━━━ EXERCISE INPUT

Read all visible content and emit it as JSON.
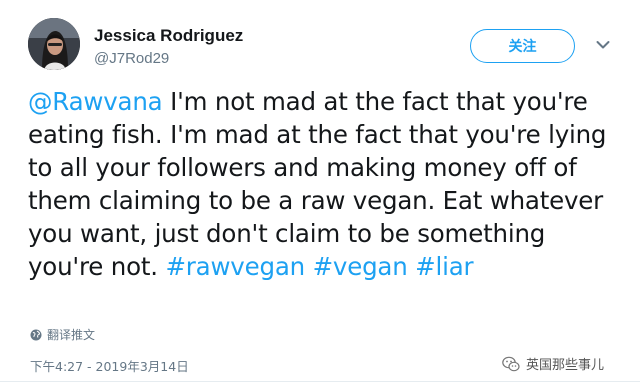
{
  "author": {
    "display_name": "Jessica Rodriguez",
    "handle": "@J7Rod29"
  },
  "follow_label": "关注",
  "tweet": {
    "segments": [
      {
        "text": "@Rawvana",
        "type": "mention"
      },
      {
        "text": " I'm not mad at the fact that you're eating fish. I'm mad at the fact that you're lying to all your followers and making money off of them claiming to be a raw vegan. Eat whatever you want, just don't claim to be something you're not. ",
        "type": "text"
      },
      {
        "text": "#rawvegan",
        "type": "hashtag"
      },
      {
        "text": " ",
        "type": "text"
      },
      {
        "text": "#vegan",
        "type": "hashtag"
      },
      {
        "text": " ",
        "type": "text"
      },
      {
        "text": "#liar",
        "type": "hashtag"
      }
    ]
  },
  "translate_label": "翻译推文",
  "timestamp": "下午4:27 - 2019年3月14日",
  "watermark_text": "英国那些事儿",
  "icons": {
    "avatar": "avatar-photo",
    "caret": "chevron-down-icon",
    "translate": "globe-icon",
    "watermark": "wechat-icon"
  },
  "colors": {
    "link": "#1da1f2",
    "secondary": "#657786",
    "text": "#14171a"
  }
}
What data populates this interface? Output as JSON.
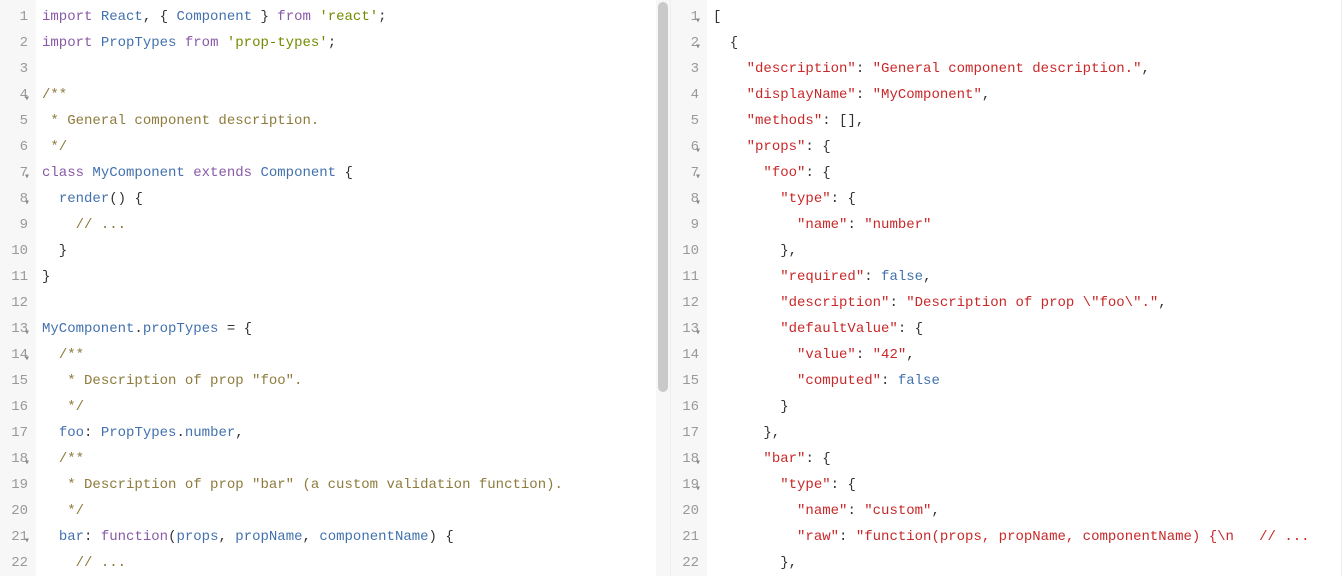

━━━━━━

Using the listing, copy every line where the word "JSON" shows up.

**SOLUTION FOR THIS EXERCISE:**
Read all visible content and emit it as JSON.
What data populates this interface? Output as JSON.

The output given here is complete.